==== The data ====

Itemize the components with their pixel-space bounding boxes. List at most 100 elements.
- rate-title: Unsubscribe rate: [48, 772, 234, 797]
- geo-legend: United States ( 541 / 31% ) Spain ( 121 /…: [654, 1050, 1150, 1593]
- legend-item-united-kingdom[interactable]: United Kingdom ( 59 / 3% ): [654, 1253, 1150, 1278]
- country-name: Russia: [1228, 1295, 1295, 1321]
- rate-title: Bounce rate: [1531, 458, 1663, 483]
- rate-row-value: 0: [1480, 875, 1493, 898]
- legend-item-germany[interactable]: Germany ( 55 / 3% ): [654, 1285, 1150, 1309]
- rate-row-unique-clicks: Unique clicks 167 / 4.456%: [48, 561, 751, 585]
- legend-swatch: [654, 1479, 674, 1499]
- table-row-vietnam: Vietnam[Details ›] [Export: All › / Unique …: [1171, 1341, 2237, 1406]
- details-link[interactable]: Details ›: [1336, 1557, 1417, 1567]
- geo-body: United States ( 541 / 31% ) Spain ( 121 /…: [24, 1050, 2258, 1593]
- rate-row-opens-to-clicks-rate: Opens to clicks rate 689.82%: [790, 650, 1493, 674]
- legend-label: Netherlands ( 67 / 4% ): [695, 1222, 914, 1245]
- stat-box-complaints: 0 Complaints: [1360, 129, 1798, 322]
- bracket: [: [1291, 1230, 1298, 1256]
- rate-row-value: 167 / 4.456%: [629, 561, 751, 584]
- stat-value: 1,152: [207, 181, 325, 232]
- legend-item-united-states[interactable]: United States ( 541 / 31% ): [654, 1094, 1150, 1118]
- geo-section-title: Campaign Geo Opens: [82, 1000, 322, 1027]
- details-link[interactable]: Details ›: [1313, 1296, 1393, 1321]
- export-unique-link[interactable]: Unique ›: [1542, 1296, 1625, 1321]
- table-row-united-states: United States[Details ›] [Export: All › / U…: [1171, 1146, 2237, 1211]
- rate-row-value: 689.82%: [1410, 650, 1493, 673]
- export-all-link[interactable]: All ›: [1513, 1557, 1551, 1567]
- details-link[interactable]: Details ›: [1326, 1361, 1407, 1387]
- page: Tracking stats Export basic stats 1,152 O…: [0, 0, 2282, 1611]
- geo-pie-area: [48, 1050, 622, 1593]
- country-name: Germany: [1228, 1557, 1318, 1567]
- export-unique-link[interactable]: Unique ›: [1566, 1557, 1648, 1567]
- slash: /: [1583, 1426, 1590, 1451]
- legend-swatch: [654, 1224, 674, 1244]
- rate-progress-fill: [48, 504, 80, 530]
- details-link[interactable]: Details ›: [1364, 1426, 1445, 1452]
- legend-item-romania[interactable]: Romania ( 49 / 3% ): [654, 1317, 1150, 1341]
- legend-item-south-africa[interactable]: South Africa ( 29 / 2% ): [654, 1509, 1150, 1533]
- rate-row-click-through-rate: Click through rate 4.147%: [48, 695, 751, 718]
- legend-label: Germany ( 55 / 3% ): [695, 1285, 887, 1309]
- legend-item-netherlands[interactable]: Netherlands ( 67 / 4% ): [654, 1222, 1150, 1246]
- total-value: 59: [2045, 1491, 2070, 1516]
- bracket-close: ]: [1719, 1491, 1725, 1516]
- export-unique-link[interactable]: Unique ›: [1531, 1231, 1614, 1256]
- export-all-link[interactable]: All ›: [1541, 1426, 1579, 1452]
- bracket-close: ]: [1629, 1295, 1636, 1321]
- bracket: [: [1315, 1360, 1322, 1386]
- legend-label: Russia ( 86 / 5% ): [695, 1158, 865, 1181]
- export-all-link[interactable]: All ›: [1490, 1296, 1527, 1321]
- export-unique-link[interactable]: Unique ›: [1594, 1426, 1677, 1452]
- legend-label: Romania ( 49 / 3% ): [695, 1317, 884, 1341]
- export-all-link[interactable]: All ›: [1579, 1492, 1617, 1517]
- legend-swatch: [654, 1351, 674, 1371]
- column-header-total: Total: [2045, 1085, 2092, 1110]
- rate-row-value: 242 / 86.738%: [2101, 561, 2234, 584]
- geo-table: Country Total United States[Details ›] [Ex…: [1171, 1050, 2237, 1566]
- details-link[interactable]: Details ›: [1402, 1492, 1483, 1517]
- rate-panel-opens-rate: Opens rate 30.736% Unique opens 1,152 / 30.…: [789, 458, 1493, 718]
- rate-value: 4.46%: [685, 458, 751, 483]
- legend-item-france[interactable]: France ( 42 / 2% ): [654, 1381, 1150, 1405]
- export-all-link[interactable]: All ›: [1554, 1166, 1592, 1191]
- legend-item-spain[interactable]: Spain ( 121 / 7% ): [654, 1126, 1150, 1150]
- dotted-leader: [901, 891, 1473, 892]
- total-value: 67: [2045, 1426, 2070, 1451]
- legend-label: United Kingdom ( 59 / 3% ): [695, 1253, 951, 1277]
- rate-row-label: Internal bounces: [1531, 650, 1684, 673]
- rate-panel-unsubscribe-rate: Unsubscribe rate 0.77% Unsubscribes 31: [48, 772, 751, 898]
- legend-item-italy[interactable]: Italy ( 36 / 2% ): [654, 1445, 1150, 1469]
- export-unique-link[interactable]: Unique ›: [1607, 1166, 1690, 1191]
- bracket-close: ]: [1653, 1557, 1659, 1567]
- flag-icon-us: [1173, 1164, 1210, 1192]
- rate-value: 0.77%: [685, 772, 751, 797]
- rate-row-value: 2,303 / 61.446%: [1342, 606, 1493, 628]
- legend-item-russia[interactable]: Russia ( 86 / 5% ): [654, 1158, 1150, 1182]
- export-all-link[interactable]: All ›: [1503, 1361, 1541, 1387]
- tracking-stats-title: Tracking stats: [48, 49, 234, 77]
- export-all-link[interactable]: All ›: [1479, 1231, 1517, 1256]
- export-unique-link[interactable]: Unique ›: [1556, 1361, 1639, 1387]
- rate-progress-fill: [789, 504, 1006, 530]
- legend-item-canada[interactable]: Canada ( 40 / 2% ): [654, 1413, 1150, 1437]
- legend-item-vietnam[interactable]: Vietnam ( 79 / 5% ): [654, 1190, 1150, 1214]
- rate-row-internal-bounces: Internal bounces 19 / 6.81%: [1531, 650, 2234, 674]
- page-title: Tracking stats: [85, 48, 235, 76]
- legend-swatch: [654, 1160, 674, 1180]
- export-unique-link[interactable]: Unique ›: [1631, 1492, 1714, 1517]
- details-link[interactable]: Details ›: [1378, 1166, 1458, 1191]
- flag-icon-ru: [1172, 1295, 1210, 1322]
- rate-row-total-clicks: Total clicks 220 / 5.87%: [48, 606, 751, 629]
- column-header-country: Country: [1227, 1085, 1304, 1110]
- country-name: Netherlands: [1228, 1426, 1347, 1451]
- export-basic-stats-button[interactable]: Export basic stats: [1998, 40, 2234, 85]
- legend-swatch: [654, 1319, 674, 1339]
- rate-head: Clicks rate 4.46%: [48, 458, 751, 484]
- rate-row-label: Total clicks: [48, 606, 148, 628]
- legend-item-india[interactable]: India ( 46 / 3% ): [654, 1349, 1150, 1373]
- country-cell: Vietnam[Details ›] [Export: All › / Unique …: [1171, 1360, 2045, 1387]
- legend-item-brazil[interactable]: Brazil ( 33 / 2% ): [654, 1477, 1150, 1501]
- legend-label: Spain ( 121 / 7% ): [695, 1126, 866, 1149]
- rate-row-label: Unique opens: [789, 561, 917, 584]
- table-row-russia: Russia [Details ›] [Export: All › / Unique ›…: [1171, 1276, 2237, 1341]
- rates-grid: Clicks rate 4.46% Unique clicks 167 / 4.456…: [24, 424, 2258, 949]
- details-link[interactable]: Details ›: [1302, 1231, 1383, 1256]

====

Arrange the listing as a numbered list, running from its first line through the line containing "- slash: /: [1583, 1426, 1590, 1451]", both included, and omit any blank lines.

1. Itemize the components with their pixel-space bounding boxes. List at most 100 elements.
2. - rate-title: Unsubscribe rate: [48, 772, 234, 797]
3. - geo-legend: United States ( 541 / 31% ) Spain ( 121 /…: [654, 1050, 1150, 1593]
4. - legend-item-united-kingdom[interactable]: United Kingdom ( 59 / 3% ): [654, 1253, 1150, 1278]
5. - country-name: Russia: [1228, 1295, 1295, 1321]
6. - rate-title: Bounce rate: [1531, 458, 1663, 483]
7. - rate-row-value: 0: [1480, 875, 1493, 898]
8. - legend-item-germany[interactable]: Germany ( 55 / 3% ): [654, 1285, 1150, 1309]
9. - rate-row-unique-clicks: Unique clicks 167 / 4.456%: [48, 561, 751, 585]
10. - legend-swatch: [654, 1479, 674, 1499]
11. - table-row-vietnam: Vietnam[Details ›] [Export: All › / Unique …: [1171, 1341, 2237, 1406]
12. - details-link[interactable]: Details ›: [1336, 1557, 1417, 1567]
13. - geo-body: United States ( 541 / 31% ) Spain ( 121 /…: [24, 1050, 2258, 1593]
14. - rate-row-opens-to-clicks-rate: Opens to clicks rate 689.82%: [790, 650, 1493, 674]
15. - legend-label: Netherlands ( 67 / 4% ): [695, 1222, 914, 1245]
16. - stat-box-complaints: 0 Complaints: [1360, 129, 1798, 322]
17. - bracket: [: [1291, 1230, 1298, 1256]
18. - rate-row-value: 167 / 4.456%: [629, 561, 751, 584]
19. - stat-value: 1,152: [207, 181, 325, 232]
20. - legend-item-united-states[interactable]: United States ( 541 / 31% ): [654, 1094, 1150, 1118]
21. - geo-section-title: Campaign Geo Opens: [82, 1000, 322, 1027]
22. - details-link[interactable]: Details ›: [1313, 1296, 1393, 1321]
23. - export-unique-link[interactable]: Unique ›: [1542, 1296, 1625, 1321]
24. - table-row-united-states: United States[Details ›] [Export: All › / U…: [1171, 1146, 2237, 1211]
25. - rate-row-value: 689.82%: [1410, 650, 1493, 673]
26. - export-all-link[interactable]: All ›: [1513, 1557, 1551, 1567]
27. - details-link[interactable]: Details ›: [1326, 1361, 1407, 1387]
28. - page: Tracking stats Export basic stats 1,152 O…: [0, 0, 2282, 1611]
29. - geo-pie-area: [48, 1050, 622, 1593]
30. - country-name: Germany: [1228, 1557, 1318, 1567]
31. - export-unique-link[interactable]: Unique ›: [1566, 1557, 1648, 1567]
32. - slash: /: [1583, 1426, 1590, 1451]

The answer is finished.